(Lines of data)
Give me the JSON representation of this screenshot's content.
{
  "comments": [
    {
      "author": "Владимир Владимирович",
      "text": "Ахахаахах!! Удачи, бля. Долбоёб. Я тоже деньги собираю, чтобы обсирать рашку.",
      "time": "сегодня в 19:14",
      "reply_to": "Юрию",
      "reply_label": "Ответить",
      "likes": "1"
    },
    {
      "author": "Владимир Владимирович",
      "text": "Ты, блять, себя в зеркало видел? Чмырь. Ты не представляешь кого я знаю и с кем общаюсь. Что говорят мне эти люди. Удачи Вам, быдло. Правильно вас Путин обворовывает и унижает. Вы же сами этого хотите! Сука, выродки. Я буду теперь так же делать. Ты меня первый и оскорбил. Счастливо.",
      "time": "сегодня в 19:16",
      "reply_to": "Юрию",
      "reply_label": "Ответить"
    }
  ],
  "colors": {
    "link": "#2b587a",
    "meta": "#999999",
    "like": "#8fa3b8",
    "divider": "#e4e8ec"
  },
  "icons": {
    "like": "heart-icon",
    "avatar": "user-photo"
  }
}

TASK DIRECTIONS
Repeat every entry exactly as written above.

RESULT OF THIS TASK
Give me the JSON representation of this screenshot's content.
{
  "comments": [
    {
      "author": "Владимир Владимирович",
      "text": "Ахахаахах!! Удачи, бля. Долбоёб. Я тоже деньги собираю, чтобы обсирать рашку.",
      "time": "сегодня в 19:14",
      "reply_to": "Юрию",
      "reply_label": "Ответить",
      "likes": "1"
    },
    {
      "author": "Владимир Владимирович",
      "text": "Ты, блять, себя в зеркало видел? Чмырь. Ты не представляешь кого я знаю и с кем общаюсь. Что говорят мне эти люди. Удачи Вам, быдло. Правильно вас Путин обворовывает и унижает. Вы же сами этого хотите! Сука, выродки. Я буду теперь так же делать. Ты меня первый и оскорбил. Счастливо.",
      "time": "сегодня в 19:16",
      "reply_to": "Юрию",
      "reply_label": "Ответить"
    }
  ],
  "colors": {
    "link": "#2b587a",
    "meta": "#999999",
    "like": "#8fa3b8",
    "divider": "#e4e8ec"
  },
  "icons": {
    "like": "heart-icon",
    "avatar": "user-photo"
  }
}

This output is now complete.